» Directions for this task: Below are records. Copy every line with "exceeding" in it.

» Stored rows:
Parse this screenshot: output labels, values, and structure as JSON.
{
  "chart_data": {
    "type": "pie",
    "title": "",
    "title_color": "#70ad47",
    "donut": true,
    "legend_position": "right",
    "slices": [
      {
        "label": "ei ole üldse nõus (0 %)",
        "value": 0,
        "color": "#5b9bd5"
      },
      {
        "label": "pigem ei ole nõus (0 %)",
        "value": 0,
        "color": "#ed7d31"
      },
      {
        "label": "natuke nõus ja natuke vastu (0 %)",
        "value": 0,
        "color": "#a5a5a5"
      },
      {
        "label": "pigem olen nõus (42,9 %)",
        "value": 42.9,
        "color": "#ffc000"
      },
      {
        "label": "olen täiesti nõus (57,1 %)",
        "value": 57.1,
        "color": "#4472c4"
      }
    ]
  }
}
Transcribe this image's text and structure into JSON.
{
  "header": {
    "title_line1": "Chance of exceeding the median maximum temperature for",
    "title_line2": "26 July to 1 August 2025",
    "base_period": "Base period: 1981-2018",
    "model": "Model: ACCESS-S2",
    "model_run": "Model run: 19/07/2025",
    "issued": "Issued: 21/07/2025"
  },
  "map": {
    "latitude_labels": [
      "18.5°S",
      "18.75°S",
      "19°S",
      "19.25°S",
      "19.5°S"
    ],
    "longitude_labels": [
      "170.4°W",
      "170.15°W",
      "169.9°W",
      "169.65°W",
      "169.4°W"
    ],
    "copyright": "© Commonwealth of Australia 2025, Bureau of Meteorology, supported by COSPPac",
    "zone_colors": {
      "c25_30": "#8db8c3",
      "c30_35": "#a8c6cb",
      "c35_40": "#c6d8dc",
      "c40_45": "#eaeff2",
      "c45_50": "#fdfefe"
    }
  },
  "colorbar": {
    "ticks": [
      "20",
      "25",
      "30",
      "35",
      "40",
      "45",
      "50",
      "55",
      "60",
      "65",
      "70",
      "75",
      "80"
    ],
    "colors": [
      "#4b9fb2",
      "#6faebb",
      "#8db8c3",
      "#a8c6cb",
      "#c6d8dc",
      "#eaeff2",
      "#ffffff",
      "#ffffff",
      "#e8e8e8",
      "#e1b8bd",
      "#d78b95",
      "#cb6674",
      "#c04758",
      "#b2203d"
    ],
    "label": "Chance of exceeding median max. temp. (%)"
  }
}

» Result of this task:
    "title_line1": "Chance of exceeding the median maximum temperature for",
    "label": "Chance of exceeding median max. temp. (%)"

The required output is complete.